■ Stated problem
Work out how many lines hold "paper". Give the number and nothing else.

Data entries
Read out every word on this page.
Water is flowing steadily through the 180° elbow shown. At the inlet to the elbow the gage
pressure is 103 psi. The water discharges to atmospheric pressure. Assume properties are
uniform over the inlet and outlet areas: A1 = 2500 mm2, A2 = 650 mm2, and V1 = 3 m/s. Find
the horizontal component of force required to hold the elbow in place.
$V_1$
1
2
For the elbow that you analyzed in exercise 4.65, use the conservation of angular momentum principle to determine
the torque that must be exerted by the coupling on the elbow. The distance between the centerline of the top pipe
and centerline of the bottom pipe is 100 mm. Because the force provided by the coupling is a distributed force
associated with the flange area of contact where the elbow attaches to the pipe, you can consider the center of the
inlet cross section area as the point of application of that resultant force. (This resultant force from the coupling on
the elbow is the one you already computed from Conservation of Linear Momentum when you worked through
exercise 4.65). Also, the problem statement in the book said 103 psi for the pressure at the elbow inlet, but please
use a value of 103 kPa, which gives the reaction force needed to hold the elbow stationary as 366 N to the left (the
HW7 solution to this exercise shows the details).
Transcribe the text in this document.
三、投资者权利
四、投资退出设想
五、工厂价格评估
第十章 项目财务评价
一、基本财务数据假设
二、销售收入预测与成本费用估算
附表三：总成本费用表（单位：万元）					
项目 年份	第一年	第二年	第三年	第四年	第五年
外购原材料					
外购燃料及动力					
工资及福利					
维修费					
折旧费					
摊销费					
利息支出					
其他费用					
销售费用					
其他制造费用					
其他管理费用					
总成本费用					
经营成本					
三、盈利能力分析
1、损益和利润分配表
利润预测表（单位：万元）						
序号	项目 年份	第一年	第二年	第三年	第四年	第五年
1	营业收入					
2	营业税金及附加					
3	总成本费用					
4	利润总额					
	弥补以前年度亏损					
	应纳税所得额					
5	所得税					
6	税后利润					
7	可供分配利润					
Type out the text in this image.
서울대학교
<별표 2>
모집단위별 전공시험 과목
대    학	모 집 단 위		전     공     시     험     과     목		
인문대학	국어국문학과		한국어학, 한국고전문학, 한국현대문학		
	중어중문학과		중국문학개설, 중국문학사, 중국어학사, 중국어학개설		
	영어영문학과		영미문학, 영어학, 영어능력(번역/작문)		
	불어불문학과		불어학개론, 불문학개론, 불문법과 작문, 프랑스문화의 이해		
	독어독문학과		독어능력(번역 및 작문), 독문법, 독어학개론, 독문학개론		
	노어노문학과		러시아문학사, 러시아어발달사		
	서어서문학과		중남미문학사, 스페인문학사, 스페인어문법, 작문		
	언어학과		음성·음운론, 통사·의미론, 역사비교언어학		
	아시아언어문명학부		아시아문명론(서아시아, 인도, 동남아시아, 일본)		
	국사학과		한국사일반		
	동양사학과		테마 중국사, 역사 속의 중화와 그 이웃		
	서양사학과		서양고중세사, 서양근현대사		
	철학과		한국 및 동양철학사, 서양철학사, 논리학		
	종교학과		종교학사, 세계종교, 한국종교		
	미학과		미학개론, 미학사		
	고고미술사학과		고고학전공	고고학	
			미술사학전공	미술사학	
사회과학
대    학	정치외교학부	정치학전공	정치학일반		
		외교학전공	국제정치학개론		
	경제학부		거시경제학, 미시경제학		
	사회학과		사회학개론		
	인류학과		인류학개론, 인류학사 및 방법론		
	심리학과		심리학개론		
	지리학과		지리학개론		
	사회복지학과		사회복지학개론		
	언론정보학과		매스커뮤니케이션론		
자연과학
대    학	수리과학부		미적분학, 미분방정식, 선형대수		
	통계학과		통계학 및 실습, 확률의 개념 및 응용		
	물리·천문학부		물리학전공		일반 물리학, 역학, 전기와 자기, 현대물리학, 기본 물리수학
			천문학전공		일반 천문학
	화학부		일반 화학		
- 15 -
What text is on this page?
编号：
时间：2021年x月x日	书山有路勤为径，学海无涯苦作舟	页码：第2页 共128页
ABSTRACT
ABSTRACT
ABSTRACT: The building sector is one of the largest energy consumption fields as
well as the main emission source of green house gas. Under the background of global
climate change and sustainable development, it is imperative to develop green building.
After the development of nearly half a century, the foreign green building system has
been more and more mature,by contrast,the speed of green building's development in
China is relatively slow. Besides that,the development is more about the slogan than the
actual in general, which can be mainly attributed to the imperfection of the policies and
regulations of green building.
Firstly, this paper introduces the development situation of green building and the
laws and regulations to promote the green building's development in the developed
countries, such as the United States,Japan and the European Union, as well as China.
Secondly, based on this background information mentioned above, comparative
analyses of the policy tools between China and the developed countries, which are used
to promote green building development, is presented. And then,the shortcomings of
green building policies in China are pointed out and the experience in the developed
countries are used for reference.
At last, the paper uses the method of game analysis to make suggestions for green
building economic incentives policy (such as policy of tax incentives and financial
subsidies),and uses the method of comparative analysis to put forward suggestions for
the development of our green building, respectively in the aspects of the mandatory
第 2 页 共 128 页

■ Solution to the exercise
2